Exercise brief:
Copy every line from the material below that holds "Science".

── Material to process

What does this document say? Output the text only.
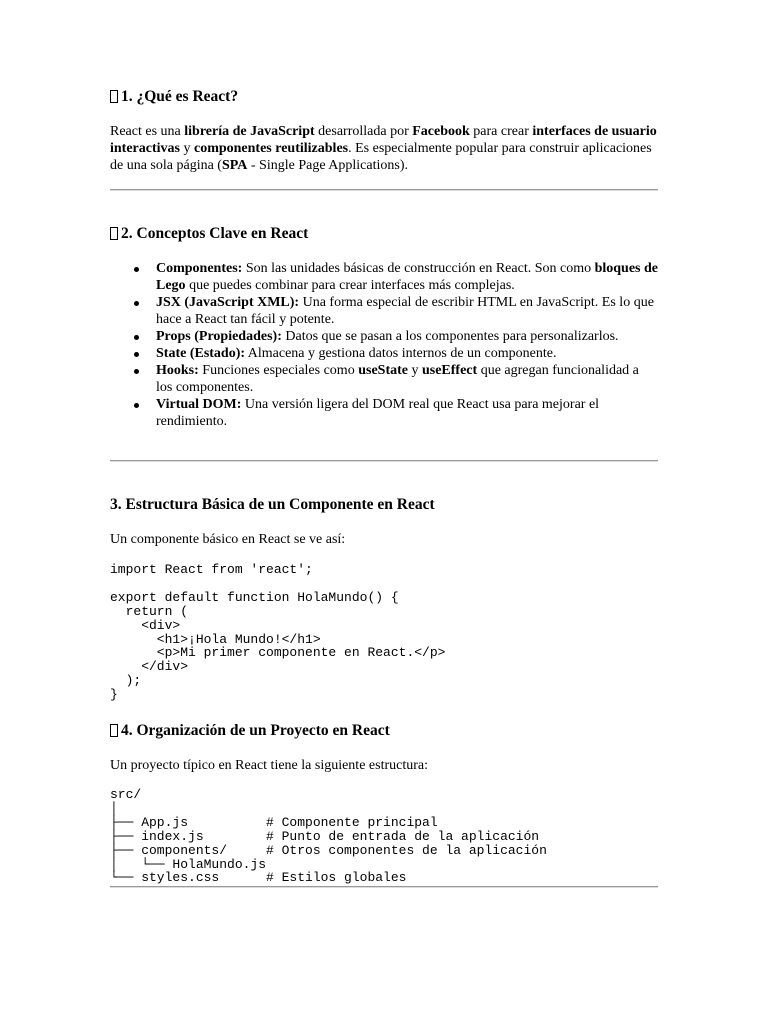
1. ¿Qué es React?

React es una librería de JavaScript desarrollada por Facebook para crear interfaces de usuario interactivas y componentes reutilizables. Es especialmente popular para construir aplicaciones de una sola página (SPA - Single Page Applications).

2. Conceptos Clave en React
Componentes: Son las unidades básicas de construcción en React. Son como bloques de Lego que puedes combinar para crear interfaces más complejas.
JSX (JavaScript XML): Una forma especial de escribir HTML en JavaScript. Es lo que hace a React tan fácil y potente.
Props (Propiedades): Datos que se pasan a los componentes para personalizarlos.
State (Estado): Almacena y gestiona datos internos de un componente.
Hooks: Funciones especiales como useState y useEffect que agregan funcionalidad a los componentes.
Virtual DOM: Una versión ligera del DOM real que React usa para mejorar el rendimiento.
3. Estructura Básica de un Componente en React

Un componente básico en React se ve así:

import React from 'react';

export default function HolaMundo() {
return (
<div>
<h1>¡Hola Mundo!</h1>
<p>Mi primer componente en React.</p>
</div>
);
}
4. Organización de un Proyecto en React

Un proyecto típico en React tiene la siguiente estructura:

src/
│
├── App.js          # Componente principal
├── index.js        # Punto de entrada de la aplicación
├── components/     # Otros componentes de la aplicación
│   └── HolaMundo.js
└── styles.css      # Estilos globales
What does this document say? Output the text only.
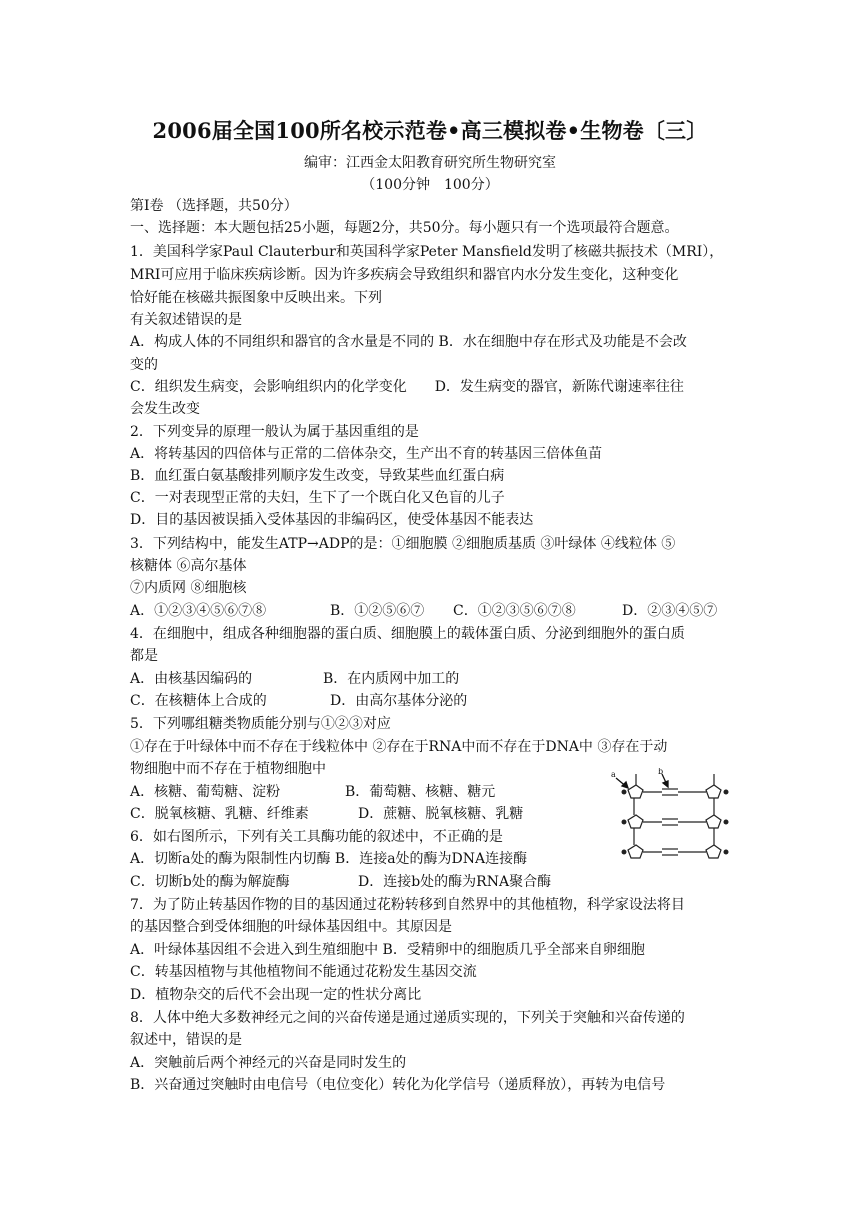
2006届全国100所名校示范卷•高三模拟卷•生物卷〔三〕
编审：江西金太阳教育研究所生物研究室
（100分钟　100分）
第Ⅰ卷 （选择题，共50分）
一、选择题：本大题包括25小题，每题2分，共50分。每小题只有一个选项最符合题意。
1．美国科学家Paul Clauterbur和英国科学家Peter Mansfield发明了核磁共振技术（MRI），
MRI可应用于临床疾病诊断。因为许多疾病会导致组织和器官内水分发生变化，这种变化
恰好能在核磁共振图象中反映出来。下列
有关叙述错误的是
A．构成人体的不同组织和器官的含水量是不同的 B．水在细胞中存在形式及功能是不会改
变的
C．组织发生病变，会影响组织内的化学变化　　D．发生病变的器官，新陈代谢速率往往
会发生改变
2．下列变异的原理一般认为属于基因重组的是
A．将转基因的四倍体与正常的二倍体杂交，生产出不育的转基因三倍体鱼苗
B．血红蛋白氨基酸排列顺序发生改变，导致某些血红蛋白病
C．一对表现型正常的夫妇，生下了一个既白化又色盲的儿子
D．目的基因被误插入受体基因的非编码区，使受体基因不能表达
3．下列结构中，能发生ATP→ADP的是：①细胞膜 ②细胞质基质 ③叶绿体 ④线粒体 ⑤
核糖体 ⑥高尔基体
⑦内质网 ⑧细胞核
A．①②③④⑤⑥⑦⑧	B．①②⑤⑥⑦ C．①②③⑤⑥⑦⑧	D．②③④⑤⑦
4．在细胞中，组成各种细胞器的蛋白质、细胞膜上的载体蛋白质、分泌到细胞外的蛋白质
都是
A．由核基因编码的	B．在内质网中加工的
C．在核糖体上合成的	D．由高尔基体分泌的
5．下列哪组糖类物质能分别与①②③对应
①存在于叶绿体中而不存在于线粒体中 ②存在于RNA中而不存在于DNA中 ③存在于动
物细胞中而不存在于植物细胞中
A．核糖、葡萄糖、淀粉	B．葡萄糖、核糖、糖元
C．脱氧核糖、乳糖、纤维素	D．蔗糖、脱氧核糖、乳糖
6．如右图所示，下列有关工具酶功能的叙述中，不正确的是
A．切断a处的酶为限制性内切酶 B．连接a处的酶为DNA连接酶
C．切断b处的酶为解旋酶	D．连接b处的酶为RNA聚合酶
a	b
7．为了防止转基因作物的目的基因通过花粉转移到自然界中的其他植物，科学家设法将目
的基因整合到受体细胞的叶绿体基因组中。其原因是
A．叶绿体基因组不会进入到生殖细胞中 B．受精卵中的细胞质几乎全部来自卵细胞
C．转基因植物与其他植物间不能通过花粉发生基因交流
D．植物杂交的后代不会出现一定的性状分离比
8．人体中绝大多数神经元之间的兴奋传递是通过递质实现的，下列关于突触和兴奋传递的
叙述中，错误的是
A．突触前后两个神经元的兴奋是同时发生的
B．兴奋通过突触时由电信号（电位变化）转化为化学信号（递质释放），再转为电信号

────
── Material to process

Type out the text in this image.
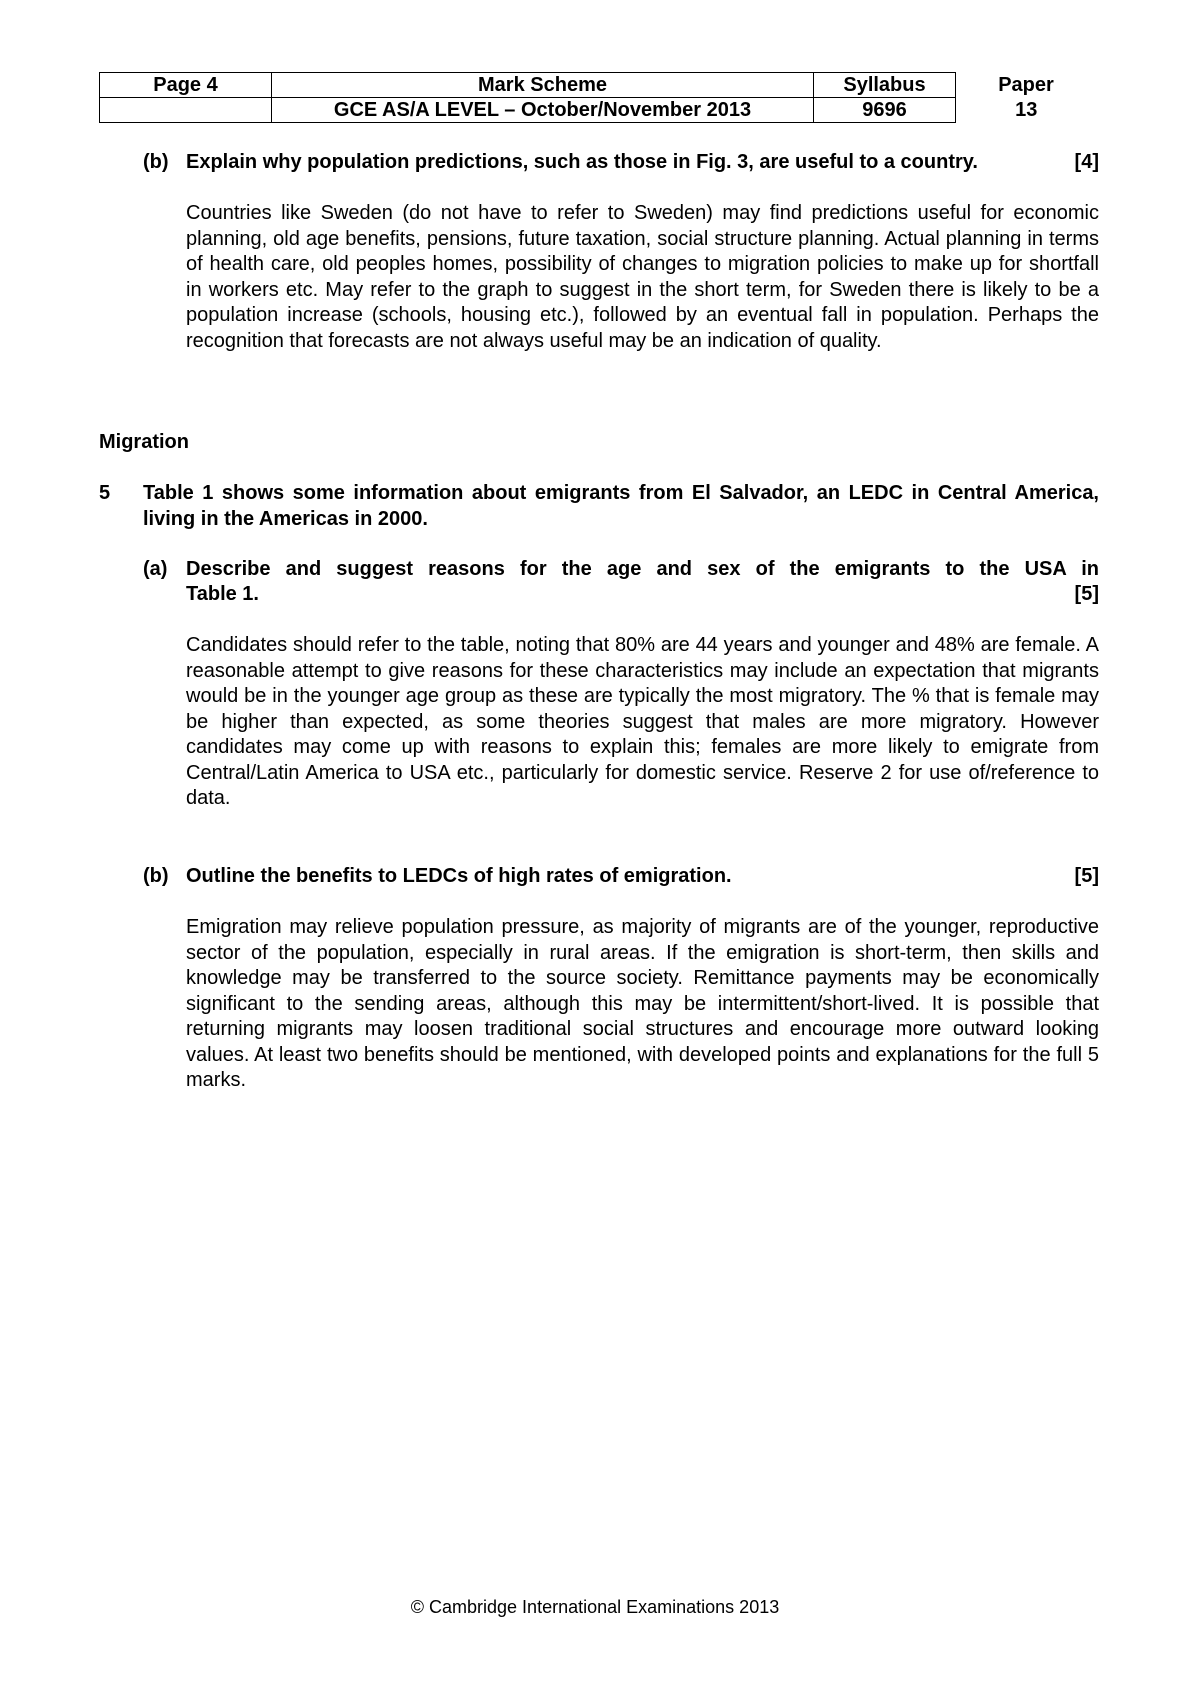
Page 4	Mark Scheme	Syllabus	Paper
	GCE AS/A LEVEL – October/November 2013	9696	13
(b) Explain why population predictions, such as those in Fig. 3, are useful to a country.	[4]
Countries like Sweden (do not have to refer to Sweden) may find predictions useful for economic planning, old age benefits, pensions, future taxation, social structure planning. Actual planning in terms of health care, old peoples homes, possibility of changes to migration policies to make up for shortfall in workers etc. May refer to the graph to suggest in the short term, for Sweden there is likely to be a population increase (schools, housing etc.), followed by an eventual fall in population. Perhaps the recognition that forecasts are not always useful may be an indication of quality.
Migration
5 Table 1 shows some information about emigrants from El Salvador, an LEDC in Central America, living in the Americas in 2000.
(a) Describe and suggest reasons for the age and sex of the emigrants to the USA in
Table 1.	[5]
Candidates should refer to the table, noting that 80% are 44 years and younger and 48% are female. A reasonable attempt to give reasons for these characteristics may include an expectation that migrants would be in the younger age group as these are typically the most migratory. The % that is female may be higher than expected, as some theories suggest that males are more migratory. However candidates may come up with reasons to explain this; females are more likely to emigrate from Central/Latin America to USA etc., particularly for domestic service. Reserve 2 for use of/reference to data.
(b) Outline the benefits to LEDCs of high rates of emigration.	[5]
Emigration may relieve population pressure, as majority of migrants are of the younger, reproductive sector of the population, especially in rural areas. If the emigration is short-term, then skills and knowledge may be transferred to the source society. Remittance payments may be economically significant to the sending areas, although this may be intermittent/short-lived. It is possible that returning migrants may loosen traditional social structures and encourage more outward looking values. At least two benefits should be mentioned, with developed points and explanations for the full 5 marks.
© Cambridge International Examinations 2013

────
── Material to process

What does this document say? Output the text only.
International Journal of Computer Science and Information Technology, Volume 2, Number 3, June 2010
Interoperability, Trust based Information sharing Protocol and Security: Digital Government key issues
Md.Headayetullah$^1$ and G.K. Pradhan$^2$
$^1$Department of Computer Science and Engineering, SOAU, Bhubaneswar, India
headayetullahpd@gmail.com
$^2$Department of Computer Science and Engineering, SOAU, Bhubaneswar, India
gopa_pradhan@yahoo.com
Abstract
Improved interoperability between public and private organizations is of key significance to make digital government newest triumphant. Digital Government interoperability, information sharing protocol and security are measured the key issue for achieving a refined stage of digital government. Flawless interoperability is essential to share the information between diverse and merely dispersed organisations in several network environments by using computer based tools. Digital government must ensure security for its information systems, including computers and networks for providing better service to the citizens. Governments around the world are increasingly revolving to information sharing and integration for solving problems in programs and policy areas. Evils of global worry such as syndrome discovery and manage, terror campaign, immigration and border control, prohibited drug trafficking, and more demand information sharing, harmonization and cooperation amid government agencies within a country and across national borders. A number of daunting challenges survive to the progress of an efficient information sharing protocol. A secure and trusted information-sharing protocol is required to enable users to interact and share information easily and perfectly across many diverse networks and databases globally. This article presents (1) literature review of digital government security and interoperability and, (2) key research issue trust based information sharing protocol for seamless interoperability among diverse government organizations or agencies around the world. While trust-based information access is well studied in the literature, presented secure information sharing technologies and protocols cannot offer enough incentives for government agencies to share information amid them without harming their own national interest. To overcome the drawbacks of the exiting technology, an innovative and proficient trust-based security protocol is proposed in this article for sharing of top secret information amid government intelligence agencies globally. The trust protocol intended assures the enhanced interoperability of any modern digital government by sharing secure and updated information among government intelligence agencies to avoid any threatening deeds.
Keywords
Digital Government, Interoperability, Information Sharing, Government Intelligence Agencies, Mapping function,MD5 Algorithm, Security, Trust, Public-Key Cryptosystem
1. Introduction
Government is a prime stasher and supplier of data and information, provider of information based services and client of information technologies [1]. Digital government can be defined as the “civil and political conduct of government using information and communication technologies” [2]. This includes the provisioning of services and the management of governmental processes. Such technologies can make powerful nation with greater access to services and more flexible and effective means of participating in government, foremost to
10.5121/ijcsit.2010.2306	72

────

Correct response:
International Journal of Computer Science and Information Technology, Volume 2, Number 3, June 2010
$^1$Department of Computer Science and Engineering, SOAU, Bhubaneswar, India
$^2$Department of Computer Science and Engineering, SOAU, Bhubaneswar, India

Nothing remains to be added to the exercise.